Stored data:

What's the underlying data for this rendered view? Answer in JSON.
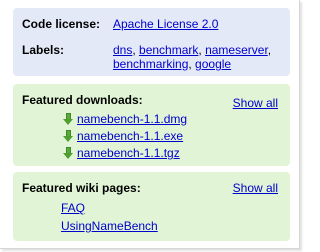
{
  "license": {
    "heading": "Code license:",
    "value": "Apache License 2.0",
    "labels_heading": "Labels:",
    "labels": [
      "dns",
      "benchmark",
      "nameserver",
      "benchmarking",
      "google"
    ]
  },
  "downloads": {
    "heading": "Featured downloads:",
    "show_all": "Show all",
    "items": [
      "namebench-1.1.dmg",
      "namebench-1.1.exe",
      "namebench-1.1.tgz"
    ]
  },
  "wiki": {
    "heading": "Featured wiki pages:",
    "show_all": "Show all",
    "items": [
      "FAQ",
      "UsingNameBench"
    ]
  },
  "colors": {
    "license_bg": "#e4e9f7",
    "featured_bg": "#e1f5d6",
    "link": "#0000cc",
    "download_arrow": "#5aa93a"
  },
  "icons": {
    "download": "download-arrow-icon"
  }
}
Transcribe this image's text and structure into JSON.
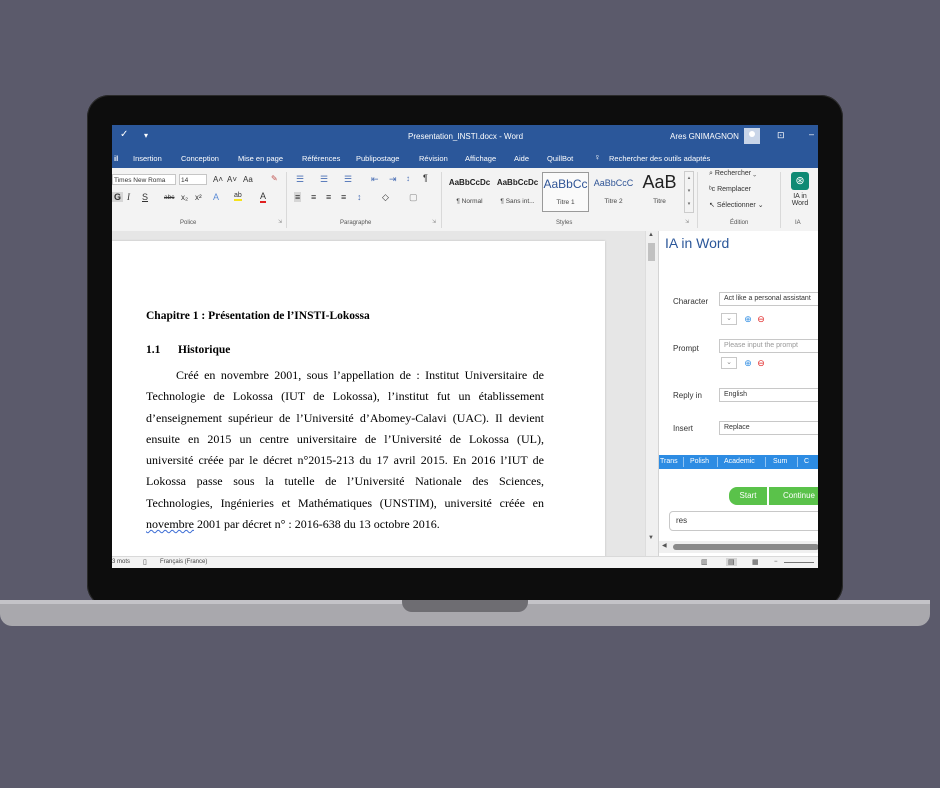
{
  "window": {
    "title": "Presentation_INSTI.docx - Word",
    "user": "Ares GNIMAGNON",
    "qat_glyph": "✓"
  },
  "ribbon_tabs": [
    "il",
    "Insertion",
    "Conception",
    "Mise en page",
    "Références",
    "Publipostage",
    "Révision",
    "Affichage",
    "Aide",
    "QuillBot"
  ],
  "tell_me": "Rechercher des outils adaptés",
  "font": {
    "name": "Times New Roma",
    "size": "14",
    "row1_buttons": [
      "A˄",
      "A˅",
      "Aa",
      "✎"
    ],
    "row2_buttons": [
      "G",
      "I",
      "S",
      "abc",
      "x₂",
      "x²",
      "A",
      "ab",
      "A"
    ],
    "group_label": "Police"
  },
  "paragraph": {
    "group_label": "Paragraphe"
  },
  "styles": {
    "items": [
      {
        "preview": "AaBbCcDc",
        "label": "¶ Normal"
      },
      {
        "preview": "AaBbCcDc",
        "label": "¶ Sans int..."
      },
      {
        "preview": "AaBbCc",
        "label": "Titre 1"
      },
      {
        "preview": "AaBbCcC",
        "label": "Titre 2"
      },
      {
        "preview": "AaB",
        "label": "Titre"
      }
    ],
    "group_label": "Styles"
  },
  "editing": {
    "find": "Rechercher",
    "replace": "Remplacer",
    "select": "Sélectionner",
    "group_label": "Édition"
  },
  "ia": {
    "button_line1": "IA in",
    "button_line2": "Word",
    "group_label": "IA"
  },
  "document": {
    "chapter_title": "Chapitre 1 : Présentation de l’INSTI-Lokossa",
    "section_number": "1.1",
    "section_title": "Historique",
    "lines": [
      "Créé en novembre 2001, sous l’appellation de : Institut Universitaire de",
      "Technologie de Lokossa (IUT de Lokossa), l’institut fut un établissement",
      "d’enseignement supérieur de l’Université d’Abomey-Calavi (UAC). Il devient",
      "ensuite en 2015 un centre universitaire de l’Université de Lokossa (UL),",
      "université créée par le décret n°2015-213 du 17 avril 2015. En 2016 l’IUT de",
      "Lokossa passe sous la tutelle de l’Université Nationale des Sciences,",
      "Technologies, Ingénieries et Mathématiques (UNSTIM), université créée en"
    ],
    "last_line_underlined": "novembre",
    "last_line_rest": " 2001 par décret n° : 2016-638 du 13 octobre 2016."
  },
  "pane": {
    "title": "IA in Word",
    "character_label": "Character",
    "character_value": "Act like a personal assistant",
    "prompt_label": "Prompt",
    "prompt_placeholder": "Please input the prompt",
    "reply_label": "Reply in",
    "reply_value": "English",
    "insert_label": "Insert",
    "insert_value": "Replace",
    "tabs": [
      "Trans",
      "Polish",
      "Academic",
      "Sum",
      "C"
    ],
    "start": "Start",
    "continue": "Continue",
    "result": "res"
  },
  "status": {
    "words": "3 mots",
    "language": "Français (France)",
    "zoom_minus": "−"
  },
  "colors": {
    "word_blue": "#2b579a",
    "green_button": "#5ac24a",
    "tab_blue": "#2d8ce3"
  }
}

● **AIM OF THE TASK**
Repeat the material above word for word, please, apart from its images.

● **OUTPUT BELOW**
What's the underlying data for this rendered view? Answer in JSON.
{
  "license": {
    "heading": "Code license:",
    "value": "Apache License 2.0",
    "labels_heading": "Labels:",
    "labels": [
      "dns",
      "benchmark",
      "nameserver",
      "benchmarking",
      "google"
    ]
  },
  "downloads": {
    "heading": "Featured downloads:",
    "show_all": "Show all",
    "items": [
      "namebench-1.1.dmg",
      "namebench-1.1.exe",
      "namebench-1.1.tgz"
    ]
  },
  "wiki": {
    "heading": "Featured wiki pages:",
    "show_all": "Show all",
    "items": [
      "FAQ",
      "UsingNameBench"
    ]
  },
  "colors": {
    "license_bg": "#e4e9f7",
    "featured_bg": "#e1f5d6",
    "link": "#0000cc",
    "download_arrow": "#5aa93a"
  },
  "icons": {
    "download": "download-arrow-icon"
  }
}
Transcribe this image's text and structure into JSON.
{
  "window": {
    "title": "Presentation_INSTI.docx - Word",
    "user": "Ares GNIMAGNON",
    "qat_glyph": "✓"
  },
  "ribbon_tabs": [
    "il",
    "Insertion",
    "Conception",
    "Mise en page",
    "Références",
    "Publipostage",
    "Révision",
    "Affichage",
    "Aide",
    "QuillBot"
  ],
  "tell_me": "Rechercher des outils adaptés",
  "font": {
    "name": "Times New Roma",
    "size": "14",
    "row1_buttons": [
      "A˄",
      "A˅",
      "Aa",
      "✎"
    ],
    "row2_buttons": [
      "G",
      "I",
      "S",
      "abc",
      "x₂",
      "x²",
      "A",
      "ab",
      "A"
    ],
    "group_label": "Police"
  },
  "paragraph": {
    "group_label": "Paragraphe"
  },
  "styles": {
    "items": [
      {
        "preview": "AaBbCcDc",
        "label": "¶ Normal"
      },
      {
        "preview": "AaBbCcDc",
        "label": "¶ Sans int..."
      },
      {
        "preview": "AaBbCc",
        "label": "Titre 1"
      },
      {
        "preview": "AaBbCcC",
        "label": "Titre 2"
      },
      {
        "preview": "AaB",
        "label": "Titre"
      }
    ],
    "group_label": "Styles"
  },
  "editing": {
    "find": "Rechercher",
    "replace": "Remplacer",
    "select": "Sélectionner",
    "group_label": "Édition"
  },
  "ia": {
    "button_line1": "IA in",
    "button_line2": "Word",
    "group_label": "IA"
  },
  "document": {
    "chapter_title": "Chapitre 1 : Présentation de l’INSTI-Lokossa",
    "section_number": "1.1",
    "section_title": "Historique",
    "lines": [
      "Créé en novembre 2001, sous l’appellation de : Institut Universitaire de",
      "Technologie de Lokossa (IUT de Lokossa), l’institut fut un établissement",
      "d’enseignement supérieur de l’Université d’Abomey-Calavi (UAC). Il devient",
      "ensuite en 2015 un centre universitaire de l’Université de Lokossa (UL),",
      "université créée par le décret n°2015-213 du 17 avril 2015. En 2016 l’IUT de",
      "Lokossa passe sous la tutelle de l’Université Nationale des Sciences,",
      "Technologies, Ingénieries et Mathématiques (UNSTIM), université créée en"
    ],
    "last_line_underlined": "novembre",
    "last_line_rest": " 2001 par décret n° : 2016-638 du 13 octobre 2016."
  },
  "pane": {
    "title": "IA in Word",
    "character_label": "Character",
    "character_value": "Act like a personal assistant",
    "prompt_label": "Prompt",
    "prompt_placeholder": "Please input the prompt",
    "reply_label": "Reply in",
    "reply_value": "English",
    "insert_label": "Insert",
    "insert_value": "Replace",
    "tabs": [
      "Trans",
      "Polish",
      "Academic",
      "Sum",
      "C"
    ],
    "start": "Start",
    "continue": "Continue",
    "result": "res"
  },
  "status": {
    "words": "3 mots",
    "language": "Français (France)",
    "zoom_minus": "−"
  },
  "colors": {
    "word_blue": "#2b579a",
    "green_button": "#5ac24a",
    "tab_blue": "#2d8ce3"
  }
}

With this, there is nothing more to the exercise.